Begin DATASET EXTRACT

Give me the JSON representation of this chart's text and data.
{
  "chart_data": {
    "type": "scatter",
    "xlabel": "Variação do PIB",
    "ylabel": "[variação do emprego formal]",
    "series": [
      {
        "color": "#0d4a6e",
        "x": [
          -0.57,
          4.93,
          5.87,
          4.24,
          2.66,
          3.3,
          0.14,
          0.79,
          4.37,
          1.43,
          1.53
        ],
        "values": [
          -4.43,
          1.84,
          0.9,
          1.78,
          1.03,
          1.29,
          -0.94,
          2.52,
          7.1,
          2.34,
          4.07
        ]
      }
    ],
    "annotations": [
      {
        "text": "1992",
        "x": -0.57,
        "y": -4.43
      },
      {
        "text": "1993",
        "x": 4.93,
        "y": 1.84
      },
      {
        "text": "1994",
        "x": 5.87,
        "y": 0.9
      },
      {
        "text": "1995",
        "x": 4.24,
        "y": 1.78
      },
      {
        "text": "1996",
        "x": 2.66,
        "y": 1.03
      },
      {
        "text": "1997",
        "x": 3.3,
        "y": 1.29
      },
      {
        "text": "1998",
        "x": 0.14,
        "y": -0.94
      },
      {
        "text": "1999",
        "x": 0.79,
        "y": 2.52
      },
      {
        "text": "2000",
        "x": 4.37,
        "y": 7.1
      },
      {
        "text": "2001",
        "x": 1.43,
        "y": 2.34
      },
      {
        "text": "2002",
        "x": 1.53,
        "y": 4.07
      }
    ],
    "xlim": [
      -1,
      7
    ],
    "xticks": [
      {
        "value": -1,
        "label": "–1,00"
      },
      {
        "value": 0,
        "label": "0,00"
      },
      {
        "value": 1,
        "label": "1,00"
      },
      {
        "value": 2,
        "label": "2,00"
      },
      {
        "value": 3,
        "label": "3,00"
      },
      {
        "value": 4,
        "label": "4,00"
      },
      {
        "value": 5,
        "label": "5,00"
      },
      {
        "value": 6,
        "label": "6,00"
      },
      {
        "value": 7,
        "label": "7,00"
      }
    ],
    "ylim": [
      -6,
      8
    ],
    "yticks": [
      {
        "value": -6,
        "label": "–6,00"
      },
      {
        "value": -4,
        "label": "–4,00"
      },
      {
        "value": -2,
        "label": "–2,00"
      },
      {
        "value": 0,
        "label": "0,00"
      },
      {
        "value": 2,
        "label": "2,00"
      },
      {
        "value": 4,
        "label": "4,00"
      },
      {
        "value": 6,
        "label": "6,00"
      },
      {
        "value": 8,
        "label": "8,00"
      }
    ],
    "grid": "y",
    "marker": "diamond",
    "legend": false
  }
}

End DATASET EXTRACT

## WHAT NEEDS TO BE DONE
Retype every record above exactly as written.

## EXERCISE RESPONSE
Give me the JSON representation of this chart's text and data.
{
  "chart_data": {
    "type": "scatter",
    "xlabel": "Variação do PIB",
    "ylabel": "[variação do emprego formal]",
    "series": [
      {
        "color": "#0d4a6e",
        "x": [
          -0.57,
          4.93,
          5.87,
          4.24,
          2.66,
          3.3,
          0.14,
          0.79,
          4.37,
          1.43,
          1.53
        ],
        "values": [
          -4.43,
          1.84,
          0.9,
          1.78,
          1.03,
          1.29,
          -0.94,
          2.52,
          7.1,
          2.34,
          4.07
        ]
      }
    ],
    "annotations": [
      {
        "text": "1992",
        "x": -0.57,
        "y": -4.43
      },
      {
        "text": "1993",
        "x": 4.93,
        "y": 1.84
      },
      {
        "text": "1994",
        "x": 5.87,
        "y": 0.9
      },
      {
        "text": "1995",
        "x": 4.24,
        "y": 1.78
      },
      {
        "text": "1996",
        "x": 2.66,
        "y": 1.03
      },
      {
        "text": "1997",
        "x": 3.3,
        "y": 1.29
      },
      {
        "text": "1998",
        "x": 0.14,
        "y": -0.94
      },
      {
        "text": "1999",
        "x": 0.79,
        "y": 2.52
      },
      {
        "text": "2000",
        "x": 4.37,
        "y": 7.1
      },
      {
        "text": "2001",
        "x": 1.43,
        "y": 2.34
      },
      {
        "text": "2002",
        "x": 1.53,
        "y": 4.07
      }
    ],
    "xlim": [
      -1,
      7
    ],
    "xticks": [
      {
        "value": -1,
        "label": "–1,00"
      },
      {
        "value": 0,
        "label": "0,00"
      },
      {
        "value": 1,
        "label": "1,00"
      },
      {
        "value": 2,
        "label": "2,00"
      },
      {
        "value": 3,
        "label": "3,00"
      },
      {
        "value": 4,
        "label": "4,00"
      },
      {
        "value": 5,
        "label": "5,00"
      },
      {
        "value": 6,
        "label": "6,00"
      },
      {
        "value": 7,
        "label": "7,00"
      }
    ],
    "ylim": [
      -6,
      8
    ],
    "yticks": [
      {
        "value": -6,
        "label": "–6,00"
      },
      {
        "value": -4,
        "label": "–4,00"
      },
      {
        "value": -2,
        "label": "–2,00"
      },
      {
        "value": 0,
        "label": "0,00"
      },
      {
        "value": 2,
        "label": "2,00"
      },
      {
        "value": 4,
        "label": "4,00"
      },
      {
        "value": 6,
        "label": "6,00"
      },
      {
        "value": 8,
        "label": "8,00"
      }
    ],
    "grid": "y",
    "marker": "diamond",
    "legend": false
  }
}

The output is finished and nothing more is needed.